* _Objective_: Repeat each record exactly as written, and drop any images.

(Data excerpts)
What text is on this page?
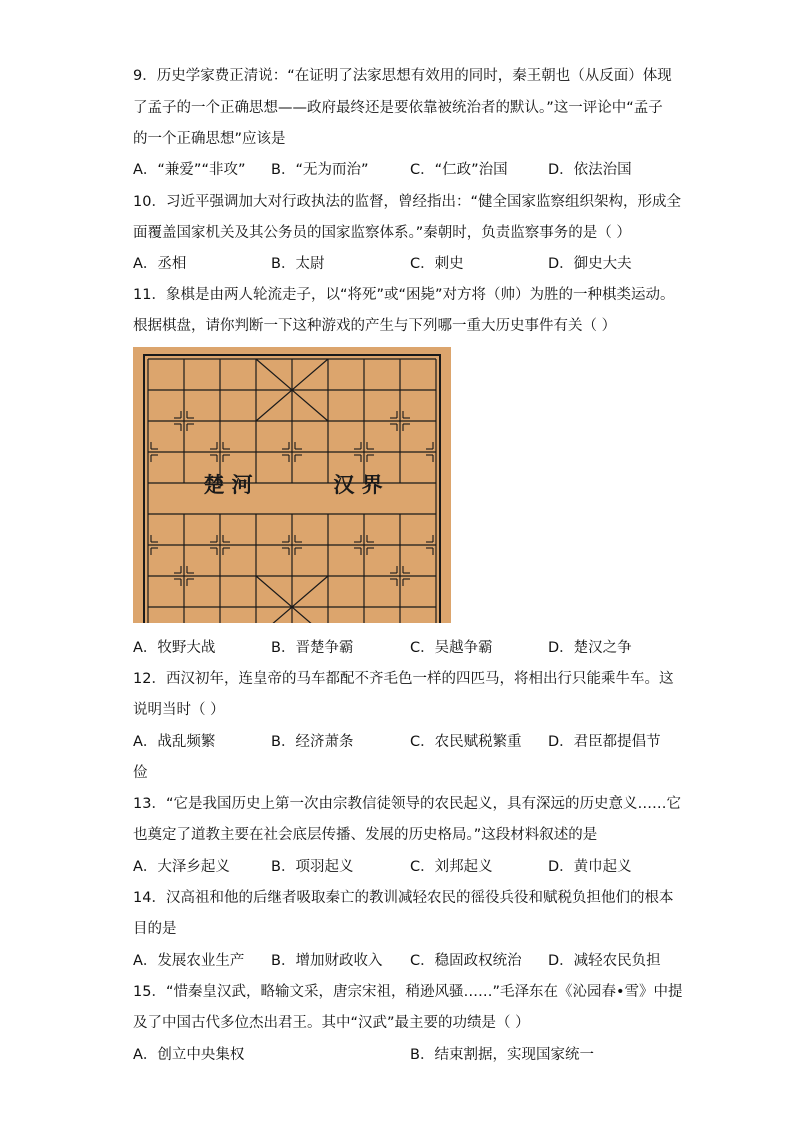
9．历史学家费正清说：“在证明了法家思想有效用的同时，秦王朝也（从反面）体现
了孟子的一个正确思想——政府最终还是要依靠被统治者的默认。”这一评论中“孟子
的一个正确思想”应该是
A．“兼爱”“非攻” B．“无为而治”	C．“仁政”治国	D．依法治国
10．习近平强调加大对行政执法的监督，曾经指出：“健全国家监察组织架构，形成全
面覆盖国家机关及其公务员的国家监察体系。”秦朝时，负责监察事务的是（ ）
A．丞相	B．太尉	C．刺史	D．御史大夫
11．象棋是由两人轮流走子，以“将死”或“困毙”对方将（帅）为胜的一种棋类运动。
根据棋盘，请你判断一下这种游戏的产生与下列哪一重大历史事件有关（ ）
楚 河	汉 界
A．牧野大战	B．晋楚争霸	C．吴越争霸	D．楚汉之争
12．西汉初年，连皇帝的马车都配不齐毛色一样的四匹马，将相出行只能乘牛车。这
说明当时（ ）
A．战乱频繁	B．经济萧条	C．农民赋税繁重 D．君臣都提倡节
俭
13．“它是我国历史上第一次由宗教信徒领导的农民起义，具有深远的历史意义……它
也奠定了道教主要在社会底层传播、发展的历史格局。”这段材料叙述的是
A．大泽乡起义	B．项羽起义	C．刘邦起义	D．黄巾起义
14．汉高祖和他的后继者吸取秦亡的教训减轻农民的徭役兵役和赋税负担他们的根本
目的是
A．发展农业生产 B．增加财政收入 C．稳固政权统治 D．减轻农民负担
15．“惜秦皇汉武，略输文采，唐宗宋祖，稍逊风骚……”毛泽东在《沁园春•雪》中提
及了中国古代多位杰出君王。其中“汉武”最主要的功绩是（ ）
A．创立中央集权	B．结束割据，实现国家统一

* _Answer to this exercise_:
What text is on this page?
9．历史学家费正清说：“在证明了法家思想有效用的同时，秦王朝也（从反面）体现
了孟子的一个正确思想——政府最终还是要依靠被统治者的默认。”这一评论中“孟子
的一个正确思想”应该是
A．“兼爱”“非攻” B．“无为而治”	C．“仁政”治国	D．依法治国
10．习近平强调加大对行政执法的监督，曾经指出：“健全国家监察组织架构，形成全
面覆盖国家机关及其公务员的国家监察体系。”秦朝时，负责监察事务的是（ ）
A．丞相	B．太尉	C．刺史	D．御史大夫
11．象棋是由两人轮流走子，以“将死”或“困毙”对方将（帅）为胜的一种棋类运动。
根据棋盘，请你判断一下这种游戏的产生与下列哪一重大历史事件有关（ ）
楚 河	汉 界
A．牧野大战	B．晋楚争霸	C．吴越争霸	D．楚汉之争
12．西汉初年，连皇帝的马车都配不齐毛色一样的四匹马，将相出行只能乘牛车。这
说明当时（ ）
A．战乱频繁	B．经济萧条	C．农民赋税繁重 D．君臣都提倡节
俭
13．“它是我国历史上第一次由宗教信徒领导的农民起义，具有深远的历史意义……它
也奠定了道教主要在社会底层传播、发展的历史格局。”这段材料叙述的是
A．大泽乡起义	B．项羽起义	C．刘邦起义	D．黄巾起义
14．汉高祖和他的后继者吸取秦亡的教训减轻农民的徭役兵役和赋税负担他们的根本
目的是
A．发展农业生产 B．增加财政收入 C．稳固政权统治 D．减轻农民负担
15．“惜秦皇汉武，略输文采，唐宗宋祖，稍逊风骚……”毛泽东在《沁园春•雪》中提
及了中国古代多位杰出君王。其中“汉武”最主要的功绩是（ ）
A．创立中央集权	B．结束割据，实现国家统一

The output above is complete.